» **Exercise goal**
Out of the lines in this data, how many include "name"? Give the number and nothing else.

%%

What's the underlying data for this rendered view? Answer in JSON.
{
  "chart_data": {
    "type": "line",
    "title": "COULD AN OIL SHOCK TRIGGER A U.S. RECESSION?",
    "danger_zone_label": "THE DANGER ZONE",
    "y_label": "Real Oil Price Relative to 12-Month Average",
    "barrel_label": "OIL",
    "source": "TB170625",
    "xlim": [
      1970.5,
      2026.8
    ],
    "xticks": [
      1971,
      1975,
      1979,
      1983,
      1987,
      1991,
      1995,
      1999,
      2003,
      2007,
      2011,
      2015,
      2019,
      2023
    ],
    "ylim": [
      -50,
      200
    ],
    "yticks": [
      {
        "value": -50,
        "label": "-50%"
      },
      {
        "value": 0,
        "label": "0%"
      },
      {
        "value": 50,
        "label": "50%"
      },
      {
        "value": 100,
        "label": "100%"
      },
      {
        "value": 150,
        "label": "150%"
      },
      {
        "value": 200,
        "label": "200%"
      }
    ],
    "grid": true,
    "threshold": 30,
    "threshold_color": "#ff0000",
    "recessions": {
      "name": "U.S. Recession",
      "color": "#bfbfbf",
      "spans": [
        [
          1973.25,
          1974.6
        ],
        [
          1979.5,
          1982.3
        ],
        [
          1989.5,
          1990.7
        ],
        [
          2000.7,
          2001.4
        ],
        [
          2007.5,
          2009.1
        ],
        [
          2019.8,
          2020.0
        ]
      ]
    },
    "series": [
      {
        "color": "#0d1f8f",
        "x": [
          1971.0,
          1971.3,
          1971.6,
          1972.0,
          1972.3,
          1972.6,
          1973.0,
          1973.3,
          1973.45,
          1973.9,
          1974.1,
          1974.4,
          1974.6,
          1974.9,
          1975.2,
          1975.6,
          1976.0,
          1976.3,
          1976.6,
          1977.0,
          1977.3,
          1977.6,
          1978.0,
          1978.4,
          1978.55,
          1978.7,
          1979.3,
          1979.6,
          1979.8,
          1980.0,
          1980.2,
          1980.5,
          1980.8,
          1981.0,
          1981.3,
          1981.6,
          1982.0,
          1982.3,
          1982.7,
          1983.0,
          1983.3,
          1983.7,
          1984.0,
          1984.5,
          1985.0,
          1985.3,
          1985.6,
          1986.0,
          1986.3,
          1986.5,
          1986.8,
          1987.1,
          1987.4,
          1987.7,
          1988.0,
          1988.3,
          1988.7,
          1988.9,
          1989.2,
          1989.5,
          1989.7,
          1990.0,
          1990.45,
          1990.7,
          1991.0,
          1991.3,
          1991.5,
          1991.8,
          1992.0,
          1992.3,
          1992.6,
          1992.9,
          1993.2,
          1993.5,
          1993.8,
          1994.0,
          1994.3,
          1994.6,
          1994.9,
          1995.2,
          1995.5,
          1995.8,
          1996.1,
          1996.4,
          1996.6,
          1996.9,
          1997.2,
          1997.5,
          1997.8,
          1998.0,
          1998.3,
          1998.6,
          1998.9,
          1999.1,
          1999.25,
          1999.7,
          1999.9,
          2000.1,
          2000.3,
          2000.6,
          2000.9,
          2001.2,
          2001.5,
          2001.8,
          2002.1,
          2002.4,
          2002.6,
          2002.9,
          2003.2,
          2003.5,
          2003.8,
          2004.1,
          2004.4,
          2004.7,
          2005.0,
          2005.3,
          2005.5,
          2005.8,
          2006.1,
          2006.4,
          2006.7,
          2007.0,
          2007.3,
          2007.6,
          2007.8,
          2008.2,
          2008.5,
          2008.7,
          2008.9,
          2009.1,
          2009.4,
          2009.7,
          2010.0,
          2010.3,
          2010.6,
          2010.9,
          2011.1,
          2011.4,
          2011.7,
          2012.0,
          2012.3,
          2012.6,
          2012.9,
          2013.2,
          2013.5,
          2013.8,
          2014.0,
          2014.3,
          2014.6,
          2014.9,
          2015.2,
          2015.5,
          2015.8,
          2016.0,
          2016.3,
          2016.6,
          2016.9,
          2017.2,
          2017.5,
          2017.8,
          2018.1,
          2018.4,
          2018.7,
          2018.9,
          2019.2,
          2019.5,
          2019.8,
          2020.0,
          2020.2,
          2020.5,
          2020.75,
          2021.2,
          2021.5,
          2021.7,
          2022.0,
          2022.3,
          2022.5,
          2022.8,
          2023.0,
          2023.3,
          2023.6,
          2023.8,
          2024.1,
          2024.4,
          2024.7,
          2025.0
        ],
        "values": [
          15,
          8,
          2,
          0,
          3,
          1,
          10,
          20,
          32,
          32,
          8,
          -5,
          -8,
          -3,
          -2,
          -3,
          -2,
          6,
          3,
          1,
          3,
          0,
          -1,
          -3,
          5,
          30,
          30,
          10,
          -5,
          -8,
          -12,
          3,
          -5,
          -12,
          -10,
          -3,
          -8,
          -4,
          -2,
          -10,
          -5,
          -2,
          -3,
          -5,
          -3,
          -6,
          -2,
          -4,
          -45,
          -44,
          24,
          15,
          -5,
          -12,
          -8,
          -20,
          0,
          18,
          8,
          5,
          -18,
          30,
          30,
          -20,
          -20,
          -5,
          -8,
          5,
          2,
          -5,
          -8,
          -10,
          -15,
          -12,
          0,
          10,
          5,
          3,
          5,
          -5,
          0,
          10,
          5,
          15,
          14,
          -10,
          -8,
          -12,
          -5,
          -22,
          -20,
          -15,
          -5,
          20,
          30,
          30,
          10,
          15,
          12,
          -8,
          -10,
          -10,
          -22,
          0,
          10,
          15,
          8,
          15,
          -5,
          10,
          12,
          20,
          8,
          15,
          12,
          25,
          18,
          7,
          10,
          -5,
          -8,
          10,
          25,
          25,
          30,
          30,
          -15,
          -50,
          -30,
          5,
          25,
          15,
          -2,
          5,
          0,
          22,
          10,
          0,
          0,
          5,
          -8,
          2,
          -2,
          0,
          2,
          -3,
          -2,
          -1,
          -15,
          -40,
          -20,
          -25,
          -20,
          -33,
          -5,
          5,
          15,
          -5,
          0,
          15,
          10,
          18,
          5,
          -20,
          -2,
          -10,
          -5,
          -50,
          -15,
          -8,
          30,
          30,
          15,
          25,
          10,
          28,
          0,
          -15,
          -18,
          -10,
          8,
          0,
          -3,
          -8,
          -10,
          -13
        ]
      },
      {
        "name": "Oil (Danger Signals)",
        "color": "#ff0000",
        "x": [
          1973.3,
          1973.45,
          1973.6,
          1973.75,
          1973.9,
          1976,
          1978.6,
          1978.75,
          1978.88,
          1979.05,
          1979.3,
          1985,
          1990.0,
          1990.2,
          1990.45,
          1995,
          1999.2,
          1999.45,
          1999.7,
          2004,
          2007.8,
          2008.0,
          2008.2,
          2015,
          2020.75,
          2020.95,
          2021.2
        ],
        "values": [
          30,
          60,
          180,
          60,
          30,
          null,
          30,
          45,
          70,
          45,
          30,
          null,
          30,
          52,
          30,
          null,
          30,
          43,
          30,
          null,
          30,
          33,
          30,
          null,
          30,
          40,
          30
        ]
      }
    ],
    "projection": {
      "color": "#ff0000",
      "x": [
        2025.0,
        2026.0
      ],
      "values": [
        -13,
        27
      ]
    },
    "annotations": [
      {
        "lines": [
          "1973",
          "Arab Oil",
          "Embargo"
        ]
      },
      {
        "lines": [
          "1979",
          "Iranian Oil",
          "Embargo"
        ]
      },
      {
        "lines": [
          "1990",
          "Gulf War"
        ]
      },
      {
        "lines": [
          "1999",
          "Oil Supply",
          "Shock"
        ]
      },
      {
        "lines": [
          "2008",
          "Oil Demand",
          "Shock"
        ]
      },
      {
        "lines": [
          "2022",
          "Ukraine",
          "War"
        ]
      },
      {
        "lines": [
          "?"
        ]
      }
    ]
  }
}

%%

» **Full output**
2